## PROBLEM REQUIREMENTS
Please write out the material below exactly as given.

** START TASK INPUTS **

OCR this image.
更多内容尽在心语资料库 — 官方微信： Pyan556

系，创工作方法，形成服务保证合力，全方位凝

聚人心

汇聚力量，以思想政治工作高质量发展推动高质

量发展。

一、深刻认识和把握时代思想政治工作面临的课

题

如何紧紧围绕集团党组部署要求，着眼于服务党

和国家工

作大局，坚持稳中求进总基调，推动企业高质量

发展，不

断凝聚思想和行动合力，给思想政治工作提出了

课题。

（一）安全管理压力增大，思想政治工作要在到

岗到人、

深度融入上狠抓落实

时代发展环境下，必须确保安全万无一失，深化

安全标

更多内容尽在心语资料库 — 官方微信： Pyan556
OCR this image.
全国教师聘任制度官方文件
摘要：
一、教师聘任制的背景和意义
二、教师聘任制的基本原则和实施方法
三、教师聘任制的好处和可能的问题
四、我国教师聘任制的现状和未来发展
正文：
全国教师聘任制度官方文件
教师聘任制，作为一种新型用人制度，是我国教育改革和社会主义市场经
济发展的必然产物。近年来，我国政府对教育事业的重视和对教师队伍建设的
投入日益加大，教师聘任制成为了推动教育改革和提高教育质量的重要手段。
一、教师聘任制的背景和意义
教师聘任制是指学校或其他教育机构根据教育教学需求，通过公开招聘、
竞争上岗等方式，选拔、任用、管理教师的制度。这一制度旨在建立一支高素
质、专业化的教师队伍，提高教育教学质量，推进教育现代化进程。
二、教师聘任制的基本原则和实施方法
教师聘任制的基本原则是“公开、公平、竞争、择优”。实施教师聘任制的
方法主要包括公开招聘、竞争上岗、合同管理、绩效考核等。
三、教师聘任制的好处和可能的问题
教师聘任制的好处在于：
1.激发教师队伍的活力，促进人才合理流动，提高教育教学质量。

** END TASK INPUTS **

## SOLVED EXERCISE
OCR this image.
更多内容尽在心语资料库 — 官方微信： Pyan556

系，创工作方法，形成服务保证合力，全方位凝

聚人心

汇聚力量，以思想政治工作高质量发展推动高质

量发展。

一、深刻认识和把握时代思想政治工作面临的课

题

如何紧紧围绕集团党组部署要求，着眼于服务党

和国家工

作大局，坚持稳中求进总基调，推动企业高质量

发展，不

断凝聚思想和行动合力，给思想政治工作提出了

课题。

（一）安全管理压力增大，思想政治工作要在到

岗到人、

深度融入上狠抓落实

时代发展环境下，必须确保安全万无一失，深化

安全标

更多内容尽在心语资料库 — 官方微信： Pyan556
OCR this image.
全国教师聘任制度官方文件
摘要：
一、教师聘任制的背景和意义
二、教师聘任制的基本原则和实施方法
三、教师聘任制的好处和可能的问题
四、我国教师聘任制的现状和未来发展
正文：
全国教师聘任制度官方文件
教师聘任制，作为一种新型用人制度，是我国教育改革和社会主义市场经
济发展的必然产物。近年来，我国政府对教育事业的重视和对教师队伍建设的
投入日益加大，教师聘任制成为了推动教育改革和提高教育质量的重要手段。
一、教师聘任制的背景和意义
教师聘任制是指学校或其他教育机构根据教育教学需求，通过公开招聘、
竞争上岗等方式，选拔、任用、管理教师的制度。这一制度旨在建立一支高素
质、专业化的教师队伍，提高教育教学质量，推进教育现代化进程。
二、教师聘任制的基本原则和实施方法
教师聘任制的基本原则是“公开、公平、竞争、择优”。实施教师聘任制的
方法主要包括公开招聘、竞争上岗、合同管理、绩效考核等。
三、教师聘任制的好处和可能的问题
教师聘任制的好处在于：
1.激发教师队伍的活力，促进人才合理流动，提高教育教学质量。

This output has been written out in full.